==== Records to use ====

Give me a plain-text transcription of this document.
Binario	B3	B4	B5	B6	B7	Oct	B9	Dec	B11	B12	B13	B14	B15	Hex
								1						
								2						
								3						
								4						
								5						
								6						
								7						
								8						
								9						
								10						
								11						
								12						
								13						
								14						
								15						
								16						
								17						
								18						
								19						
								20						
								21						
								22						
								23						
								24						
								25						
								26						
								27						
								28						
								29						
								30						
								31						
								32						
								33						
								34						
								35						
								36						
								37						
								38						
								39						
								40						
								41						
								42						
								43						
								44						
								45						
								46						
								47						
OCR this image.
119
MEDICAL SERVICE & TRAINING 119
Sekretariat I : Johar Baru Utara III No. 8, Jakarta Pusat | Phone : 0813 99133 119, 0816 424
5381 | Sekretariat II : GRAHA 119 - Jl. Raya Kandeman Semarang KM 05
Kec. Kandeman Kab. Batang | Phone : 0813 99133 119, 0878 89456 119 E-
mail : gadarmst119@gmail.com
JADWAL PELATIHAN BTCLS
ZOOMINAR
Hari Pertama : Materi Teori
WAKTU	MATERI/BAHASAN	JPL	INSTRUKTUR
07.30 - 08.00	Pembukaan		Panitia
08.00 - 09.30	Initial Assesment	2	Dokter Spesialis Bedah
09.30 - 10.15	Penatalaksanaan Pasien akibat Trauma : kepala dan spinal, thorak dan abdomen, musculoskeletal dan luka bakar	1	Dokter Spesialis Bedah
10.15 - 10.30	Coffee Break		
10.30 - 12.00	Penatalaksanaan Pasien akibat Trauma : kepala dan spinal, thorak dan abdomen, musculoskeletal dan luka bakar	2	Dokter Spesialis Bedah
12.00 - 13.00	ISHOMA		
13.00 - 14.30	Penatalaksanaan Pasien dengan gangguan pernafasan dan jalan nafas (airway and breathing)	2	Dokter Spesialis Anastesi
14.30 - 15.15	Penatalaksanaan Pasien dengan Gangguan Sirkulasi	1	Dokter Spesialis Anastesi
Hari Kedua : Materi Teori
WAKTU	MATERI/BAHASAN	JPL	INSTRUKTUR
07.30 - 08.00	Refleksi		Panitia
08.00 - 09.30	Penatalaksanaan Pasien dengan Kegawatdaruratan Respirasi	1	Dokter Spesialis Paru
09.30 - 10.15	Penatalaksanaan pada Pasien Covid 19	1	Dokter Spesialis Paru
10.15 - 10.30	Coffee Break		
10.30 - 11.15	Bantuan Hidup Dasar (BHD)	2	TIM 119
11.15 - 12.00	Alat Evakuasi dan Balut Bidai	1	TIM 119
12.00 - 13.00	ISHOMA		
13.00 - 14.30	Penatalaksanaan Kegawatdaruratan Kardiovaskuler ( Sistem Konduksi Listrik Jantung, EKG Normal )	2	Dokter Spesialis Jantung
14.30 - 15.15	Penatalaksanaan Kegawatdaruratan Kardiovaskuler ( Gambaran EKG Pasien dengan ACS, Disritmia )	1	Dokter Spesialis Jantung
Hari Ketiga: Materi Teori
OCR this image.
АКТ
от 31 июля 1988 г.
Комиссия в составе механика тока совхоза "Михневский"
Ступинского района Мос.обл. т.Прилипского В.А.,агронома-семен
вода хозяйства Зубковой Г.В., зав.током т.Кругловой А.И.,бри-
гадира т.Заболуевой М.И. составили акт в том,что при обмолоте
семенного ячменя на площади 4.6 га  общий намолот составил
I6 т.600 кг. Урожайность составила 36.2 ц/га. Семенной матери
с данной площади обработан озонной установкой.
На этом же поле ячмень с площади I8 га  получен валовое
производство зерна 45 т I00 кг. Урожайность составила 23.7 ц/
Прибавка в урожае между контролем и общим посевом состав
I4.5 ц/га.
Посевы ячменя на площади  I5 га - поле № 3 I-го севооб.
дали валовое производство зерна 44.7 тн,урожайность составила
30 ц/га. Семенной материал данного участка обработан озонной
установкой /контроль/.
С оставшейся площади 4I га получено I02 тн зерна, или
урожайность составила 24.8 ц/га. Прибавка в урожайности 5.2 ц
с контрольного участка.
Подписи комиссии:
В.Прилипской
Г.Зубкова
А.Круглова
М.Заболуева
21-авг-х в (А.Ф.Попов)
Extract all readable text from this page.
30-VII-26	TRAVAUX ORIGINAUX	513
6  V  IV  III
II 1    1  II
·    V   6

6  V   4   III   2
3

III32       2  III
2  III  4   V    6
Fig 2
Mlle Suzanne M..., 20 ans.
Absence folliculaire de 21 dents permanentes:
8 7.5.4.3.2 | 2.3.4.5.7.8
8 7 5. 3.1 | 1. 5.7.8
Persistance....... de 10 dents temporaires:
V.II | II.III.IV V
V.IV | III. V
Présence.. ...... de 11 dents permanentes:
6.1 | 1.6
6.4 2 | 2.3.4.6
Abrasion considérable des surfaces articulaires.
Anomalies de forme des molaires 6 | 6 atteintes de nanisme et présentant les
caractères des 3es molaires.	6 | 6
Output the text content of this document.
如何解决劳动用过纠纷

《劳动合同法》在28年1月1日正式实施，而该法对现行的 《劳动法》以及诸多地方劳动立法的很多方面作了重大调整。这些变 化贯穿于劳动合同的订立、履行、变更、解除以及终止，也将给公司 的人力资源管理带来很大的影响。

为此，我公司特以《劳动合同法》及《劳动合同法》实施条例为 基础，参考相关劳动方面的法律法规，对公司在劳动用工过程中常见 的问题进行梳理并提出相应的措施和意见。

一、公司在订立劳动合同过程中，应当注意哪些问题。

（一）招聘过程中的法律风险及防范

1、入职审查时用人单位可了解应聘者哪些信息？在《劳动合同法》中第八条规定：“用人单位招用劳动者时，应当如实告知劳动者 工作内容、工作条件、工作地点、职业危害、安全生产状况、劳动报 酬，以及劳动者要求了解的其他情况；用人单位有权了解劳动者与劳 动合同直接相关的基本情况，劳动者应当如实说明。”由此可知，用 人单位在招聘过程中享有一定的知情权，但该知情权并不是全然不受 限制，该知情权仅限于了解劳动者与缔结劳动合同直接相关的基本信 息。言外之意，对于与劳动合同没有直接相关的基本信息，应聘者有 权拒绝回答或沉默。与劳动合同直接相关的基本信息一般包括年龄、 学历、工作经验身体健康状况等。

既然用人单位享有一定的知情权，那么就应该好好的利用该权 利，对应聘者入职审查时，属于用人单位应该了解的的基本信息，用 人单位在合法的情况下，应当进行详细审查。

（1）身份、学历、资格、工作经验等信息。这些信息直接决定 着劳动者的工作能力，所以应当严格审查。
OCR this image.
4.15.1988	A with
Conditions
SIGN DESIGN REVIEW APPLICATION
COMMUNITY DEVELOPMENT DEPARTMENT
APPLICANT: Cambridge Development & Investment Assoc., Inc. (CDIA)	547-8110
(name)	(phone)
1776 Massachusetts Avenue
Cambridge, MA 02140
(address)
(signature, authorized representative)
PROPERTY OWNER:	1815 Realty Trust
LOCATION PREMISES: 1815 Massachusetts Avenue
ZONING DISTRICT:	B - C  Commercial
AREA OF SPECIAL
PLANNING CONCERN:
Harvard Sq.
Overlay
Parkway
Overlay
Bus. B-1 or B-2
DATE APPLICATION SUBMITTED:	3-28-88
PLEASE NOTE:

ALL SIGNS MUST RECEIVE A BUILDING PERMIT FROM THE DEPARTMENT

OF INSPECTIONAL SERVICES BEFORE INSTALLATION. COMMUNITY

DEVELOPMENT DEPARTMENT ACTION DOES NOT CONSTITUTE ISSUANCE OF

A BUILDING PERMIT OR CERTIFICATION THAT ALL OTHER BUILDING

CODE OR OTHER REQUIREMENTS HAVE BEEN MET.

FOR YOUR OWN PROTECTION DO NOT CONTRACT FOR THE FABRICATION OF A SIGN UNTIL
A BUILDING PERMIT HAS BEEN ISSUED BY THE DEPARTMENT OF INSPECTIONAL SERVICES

====

→ Set exercise
Among the entries, how many lines include the word "document"? Answer with a single number and nothing further.

→ Written answer
2